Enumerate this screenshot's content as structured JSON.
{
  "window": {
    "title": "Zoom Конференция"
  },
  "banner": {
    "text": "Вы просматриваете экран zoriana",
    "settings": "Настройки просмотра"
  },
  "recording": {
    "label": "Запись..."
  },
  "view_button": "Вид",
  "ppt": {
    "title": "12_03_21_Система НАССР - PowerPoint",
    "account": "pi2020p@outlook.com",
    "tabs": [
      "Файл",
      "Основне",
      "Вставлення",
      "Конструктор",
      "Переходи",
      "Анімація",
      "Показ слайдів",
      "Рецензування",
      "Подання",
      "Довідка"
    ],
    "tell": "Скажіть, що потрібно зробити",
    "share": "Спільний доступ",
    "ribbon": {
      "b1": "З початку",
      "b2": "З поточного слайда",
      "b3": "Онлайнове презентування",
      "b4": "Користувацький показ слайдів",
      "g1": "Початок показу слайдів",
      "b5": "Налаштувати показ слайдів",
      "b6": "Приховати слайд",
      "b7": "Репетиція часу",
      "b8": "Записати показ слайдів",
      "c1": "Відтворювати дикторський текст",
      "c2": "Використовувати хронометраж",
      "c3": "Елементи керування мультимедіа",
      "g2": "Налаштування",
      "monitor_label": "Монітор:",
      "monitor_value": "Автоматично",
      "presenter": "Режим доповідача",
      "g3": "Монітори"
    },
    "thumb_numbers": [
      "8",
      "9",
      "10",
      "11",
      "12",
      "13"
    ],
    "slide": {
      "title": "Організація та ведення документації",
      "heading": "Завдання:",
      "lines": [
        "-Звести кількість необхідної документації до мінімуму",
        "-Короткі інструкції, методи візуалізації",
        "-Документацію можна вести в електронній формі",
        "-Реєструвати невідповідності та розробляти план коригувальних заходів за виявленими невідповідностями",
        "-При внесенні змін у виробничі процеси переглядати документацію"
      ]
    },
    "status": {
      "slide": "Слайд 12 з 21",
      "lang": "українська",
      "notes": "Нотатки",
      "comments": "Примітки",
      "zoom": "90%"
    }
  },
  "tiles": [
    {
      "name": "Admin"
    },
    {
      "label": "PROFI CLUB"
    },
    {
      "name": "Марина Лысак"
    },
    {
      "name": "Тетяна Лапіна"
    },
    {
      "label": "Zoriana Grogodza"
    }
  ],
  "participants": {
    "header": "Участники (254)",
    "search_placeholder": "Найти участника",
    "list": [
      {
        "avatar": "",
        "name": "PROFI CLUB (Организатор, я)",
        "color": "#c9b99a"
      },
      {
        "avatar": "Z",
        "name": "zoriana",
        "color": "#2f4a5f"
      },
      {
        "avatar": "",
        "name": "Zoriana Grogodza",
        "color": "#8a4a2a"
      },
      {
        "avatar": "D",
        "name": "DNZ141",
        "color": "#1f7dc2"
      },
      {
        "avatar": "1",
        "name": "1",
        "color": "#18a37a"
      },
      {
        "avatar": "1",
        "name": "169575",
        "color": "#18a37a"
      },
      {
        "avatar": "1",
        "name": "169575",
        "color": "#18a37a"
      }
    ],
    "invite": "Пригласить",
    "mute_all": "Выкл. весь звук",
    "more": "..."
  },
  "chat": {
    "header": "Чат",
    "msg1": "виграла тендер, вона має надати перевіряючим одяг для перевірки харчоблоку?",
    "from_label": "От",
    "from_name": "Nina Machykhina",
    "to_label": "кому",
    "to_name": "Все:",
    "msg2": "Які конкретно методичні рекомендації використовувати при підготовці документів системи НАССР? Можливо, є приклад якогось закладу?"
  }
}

★ ★ ★ ★

## Directive
All of the entries should be written out again exactly.

## Solution for this problem
Enumerate this screenshot's content as structured JSON.
{
  "window": {
    "title": "Zoom Конференция"
  },
  "banner": {
    "text": "Вы просматриваете экран zoriana",
    "settings": "Настройки просмотра"
  },
  "recording": {
    "label": "Запись..."
  },
  "view_button": "Вид",
  "ppt": {
    "title": "12_03_21_Система НАССР - PowerPoint",
    "account": "pi2020p@outlook.com",
    "tabs": [
      "Файл",
      "Основне",
      "Вставлення",
      "Конструктор",
      "Переходи",
      "Анімація",
      "Показ слайдів",
      "Рецензування",
      "Подання",
      "Довідка"
    ],
    "tell": "Скажіть, що потрібно зробити",
    "share": "Спільний доступ",
    "ribbon": {
      "b1": "З початку",
      "b2": "З поточного слайда",
      "b3": "Онлайнове презентування",
      "b4": "Користувацький показ слайдів",
      "g1": "Початок показу слайдів",
      "b5": "Налаштувати показ слайдів",
      "b6": "Приховати слайд",
      "b7": "Репетиція часу",
      "b8": "Записати показ слайдів",
      "c1": "Відтворювати дикторський текст",
      "c2": "Використовувати хронометраж",
      "c3": "Елементи керування мультимедіа",
      "g2": "Налаштування",
      "monitor_label": "Монітор:",
      "monitor_value": "Автоматично",
      "presenter": "Режим доповідача",
      "g3": "Монітори"
    },
    "thumb_numbers": [
      "8",
      "9",
      "10",
      "11",
      "12",
      "13"
    ],
    "slide": {
      "title": "Організація та ведення документації",
      "heading": "Завдання:",
      "lines": [
        "-Звести кількість необхідної документації до мінімуму",
        "-Короткі інструкції, методи візуалізації",
        "-Документацію можна вести в електронній формі",
        "-Реєструвати невідповідності та розробляти план коригувальних заходів за виявленими невідповідностями",
        "-При внесенні змін у виробничі процеси переглядати документацію"
      ]
    },
    "status": {
      "slide": "Слайд 12 з 21",
      "lang": "українська",
      "notes": "Нотатки",
      "comments": "Примітки",
      "zoom": "90%"
    }
  },
  "tiles": [
    {
      "name": "Admin"
    },
    {
      "label": "PROFI CLUB"
    },
    {
      "name": "Марина Лысак"
    },
    {
      "name": "Тетяна Лапіна"
    },
    {
      "label": "Zoriana Grogodza"
    }
  ],
  "participants": {
    "header": "Участники (254)",
    "search_placeholder": "Найти участника",
    "list": [
      {
        "avatar": "",
        "name": "PROFI CLUB (Организатор, я)",
        "color": "#c9b99a"
      },
      {
        "avatar": "Z",
        "name": "zoriana",
        "color": "#2f4a5f"
      },
      {
        "avatar": "",
        "name": "Zoriana Grogodza",
        "color": "#8a4a2a"
      },
      {
        "avatar": "D",
        "name": "DNZ141",
        "color": "#1f7dc2"
      },
      {
        "avatar": "1",
        "name": "1",
        "color": "#18a37a"
      },
      {
        "avatar": "1",
        "name": "169575",
        "color": "#18a37a"
      },
      {
        "avatar": "1",
        "name": "169575",
        "color": "#18a37a"
      }
    ],
    "invite": "Пригласить",
    "mute_all": "Выкл. весь звук",
    "more": "..."
  },
  "chat": {
    "header": "Чат",
    "msg1": "виграла тендер, вона має надати перевіряючим одяг для перевірки харчоблоку?",
    "from_label": "От",
    "from_name": "Nina Machykhina",
    "to_label": "кому",
    "to_name": "Все:",
    "msg2": "Які конкретно методичні рекомендації використовувати при підготовці документів системи НАССР? Можливо, є приклад якогось закладу?"
  }
}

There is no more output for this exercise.